● **Work to do**
Copy out the data below verbatim.
— START Material provided —
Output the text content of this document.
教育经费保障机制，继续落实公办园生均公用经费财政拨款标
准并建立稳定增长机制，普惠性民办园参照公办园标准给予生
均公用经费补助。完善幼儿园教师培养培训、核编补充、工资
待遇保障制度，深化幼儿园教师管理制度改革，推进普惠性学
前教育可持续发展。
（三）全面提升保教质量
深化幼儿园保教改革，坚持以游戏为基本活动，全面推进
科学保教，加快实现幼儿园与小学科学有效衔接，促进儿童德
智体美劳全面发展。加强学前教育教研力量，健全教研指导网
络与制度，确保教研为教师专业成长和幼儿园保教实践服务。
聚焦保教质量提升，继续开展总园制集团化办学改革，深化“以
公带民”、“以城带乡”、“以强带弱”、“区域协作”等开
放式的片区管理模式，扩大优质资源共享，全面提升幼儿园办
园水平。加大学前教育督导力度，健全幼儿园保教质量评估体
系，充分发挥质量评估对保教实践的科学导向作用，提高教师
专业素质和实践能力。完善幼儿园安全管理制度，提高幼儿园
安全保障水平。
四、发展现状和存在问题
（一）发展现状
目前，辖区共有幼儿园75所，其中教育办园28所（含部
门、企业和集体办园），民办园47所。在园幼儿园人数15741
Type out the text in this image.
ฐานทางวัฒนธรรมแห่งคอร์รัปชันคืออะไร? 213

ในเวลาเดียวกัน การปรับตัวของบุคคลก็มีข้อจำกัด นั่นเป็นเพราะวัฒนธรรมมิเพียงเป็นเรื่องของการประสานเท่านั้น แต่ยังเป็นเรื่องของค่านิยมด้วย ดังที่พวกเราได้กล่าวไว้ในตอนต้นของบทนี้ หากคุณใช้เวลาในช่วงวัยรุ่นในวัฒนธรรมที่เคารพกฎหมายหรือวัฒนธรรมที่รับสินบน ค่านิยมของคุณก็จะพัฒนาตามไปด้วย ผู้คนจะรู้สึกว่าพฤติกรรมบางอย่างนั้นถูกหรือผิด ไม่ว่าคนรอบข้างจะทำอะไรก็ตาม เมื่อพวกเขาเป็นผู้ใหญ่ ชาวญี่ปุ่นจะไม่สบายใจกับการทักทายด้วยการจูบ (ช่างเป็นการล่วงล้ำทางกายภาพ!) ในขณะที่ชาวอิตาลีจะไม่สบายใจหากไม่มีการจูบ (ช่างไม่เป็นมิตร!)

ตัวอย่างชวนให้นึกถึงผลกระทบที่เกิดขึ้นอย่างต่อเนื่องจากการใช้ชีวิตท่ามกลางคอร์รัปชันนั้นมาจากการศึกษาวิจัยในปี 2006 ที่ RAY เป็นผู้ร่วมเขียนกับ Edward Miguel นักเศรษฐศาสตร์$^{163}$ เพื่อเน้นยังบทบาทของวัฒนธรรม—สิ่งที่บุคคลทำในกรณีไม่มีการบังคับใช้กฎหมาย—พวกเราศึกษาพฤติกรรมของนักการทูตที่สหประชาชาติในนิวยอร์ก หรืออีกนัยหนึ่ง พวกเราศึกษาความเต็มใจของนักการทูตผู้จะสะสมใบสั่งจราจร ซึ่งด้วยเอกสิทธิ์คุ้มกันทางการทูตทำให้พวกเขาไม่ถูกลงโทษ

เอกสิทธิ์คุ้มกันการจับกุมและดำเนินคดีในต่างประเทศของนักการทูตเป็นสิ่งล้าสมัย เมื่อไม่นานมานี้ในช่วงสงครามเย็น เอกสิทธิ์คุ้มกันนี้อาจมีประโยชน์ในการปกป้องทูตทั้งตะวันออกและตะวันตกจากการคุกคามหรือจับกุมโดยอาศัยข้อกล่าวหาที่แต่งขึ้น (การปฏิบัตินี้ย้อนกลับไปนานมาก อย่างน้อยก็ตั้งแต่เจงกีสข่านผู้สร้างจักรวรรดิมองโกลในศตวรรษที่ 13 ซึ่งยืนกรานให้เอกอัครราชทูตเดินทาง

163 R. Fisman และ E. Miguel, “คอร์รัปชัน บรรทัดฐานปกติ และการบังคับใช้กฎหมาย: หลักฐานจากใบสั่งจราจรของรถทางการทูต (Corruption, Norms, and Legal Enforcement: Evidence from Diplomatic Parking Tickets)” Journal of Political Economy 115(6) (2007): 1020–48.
— END Material provided —
● **Solution for this task**
Output the text content of this document.
教育经费保障机制，继续落实公办园生均公用经费财政拨款标
准并建立稳定增长机制，普惠性民办园参照公办园标准给予生
均公用经费补助。完善幼儿园教师培养培训、核编补充、工资
待遇保障制度，深化幼儿园教师管理制度改革，推进普惠性学
前教育可持续发展。
（三）全面提升保教质量
深化幼儿园保教改革，坚持以游戏为基本活动，全面推进
科学保教，加快实现幼儿园与小学科学有效衔接，促进儿童德
智体美劳全面发展。加强学前教育教研力量，健全教研指导网
络与制度，确保教研为教师专业成长和幼儿园保教实践服务。
聚焦保教质量提升，继续开展总园制集团化办学改革，深化“以
公带民”、“以城带乡”、“以强带弱”、“区域协作”等开
放式的片区管理模式，扩大优质资源共享，全面提升幼儿园办
园水平。加大学前教育督导力度，健全幼儿园保教质量评估体
系，充分发挥质量评估对保教实践的科学导向作用，提高教师
专业素质和实践能力。完善幼儿园安全管理制度，提高幼儿园
安全保障水平。
四、发展现状和存在问题
（一）发展现状
目前，辖区共有幼儿园75所，其中教育办园28所（含部
门、企业和集体办园），民办园47所。在园幼儿园人数15741
Type out the text in this image.
ฐานทางวัฒนธรรมแห่งคอร์รัปชันคืออะไร? 213

ในเวลาเดียวกัน การปรับตัวของบุคคลก็มีข้อจำกัด นั่นเป็นเพราะวัฒนธรรมมิเพียงเป็นเรื่องของการประสานเท่านั้น แต่ยังเป็นเรื่องของค่านิยมด้วย ดังที่พวกเราได้กล่าวไว้ในตอนต้นของบทนี้ หากคุณใช้เวลาในช่วงวัยรุ่นในวัฒนธรรมที่เคารพกฎหมายหรือวัฒนธรรมที่รับสินบน ค่านิยมของคุณก็จะพัฒนาตามไปด้วย ผู้คนจะรู้สึกว่าพฤติกรรมบางอย่างนั้นถูกหรือผิด ไม่ว่าคนรอบข้างจะทำอะไรก็ตาม เมื่อพวกเขาเป็นผู้ใหญ่ ชาวญี่ปุ่นจะไม่สบายใจกับการทักทายด้วยการจูบ (ช่างเป็นการล่วงล้ำทางกายภาพ!) ในขณะที่ชาวอิตาลีจะไม่สบายใจหากไม่มีการจูบ (ช่างไม่เป็นมิตร!)

ตัวอย่างชวนให้นึกถึงผลกระทบที่เกิดขึ้นอย่างต่อเนื่องจากการใช้ชีวิตท่ามกลางคอร์รัปชันนั้นมาจากการศึกษาวิจัยในปี 2006 ที่ RAY เป็นผู้ร่วมเขียนกับ Edward Miguel นักเศรษฐศาสตร์$^{163}$ เพื่อเน้นยังบทบาทของวัฒนธรรม—สิ่งที่บุคคลทำในกรณีไม่มีการบังคับใช้กฎหมาย—พวกเราศึกษาพฤติกรรมของนักการทูตที่สหประชาชาติในนิวยอร์ก หรืออีกนัยหนึ่ง พวกเราศึกษาความเต็มใจของนักการทูตผู้จะสะสมใบสั่งจราจร ซึ่งด้วยเอกสิทธิ์คุ้มกันทางการทูตทำให้พวกเขาไม่ถูกลงโทษ

เอกสิทธิ์คุ้มกันการจับกุมและดำเนินคดีในต่างประเทศของนักการทูตเป็นสิ่งล้าสมัย เมื่อไม่นานมานี้ในช่วงสงครามเย็น เอกสิทธิ์คุ้มกันนี้อาจมีประโยชน์ในการปกป้องทูตทั้งตะวันออกและตะวันตกจากการคุกคามหรือจับกุมโดยอาศัยข้อกล่าวหาที่แต่งขึ้น (การปฏิบัตินี้ย้อนกลับไปนานมาก อย่างน้อยก็ตั้งแต่เจงกีสข่านผู้สร้างจักรวรรดิมองโกลในศตวรรษที่ 13 ซึ่งยืนกรานให้เอกอัครราชทูตเดินทาง

163 R. Fisman และ E. Miguel, “คอร์รัปชัน บรรทัดฐานปกติ และการบังคับใช้กฎหมาย: หลักฐานจากใบสั่งจราจรของรถทางการทูต (Corruption, Norms, and Legal Enforcement: Evidence from Diplomatic Parking Tickets)” Journal of Political Economy 115(6) (2007): 1020–48.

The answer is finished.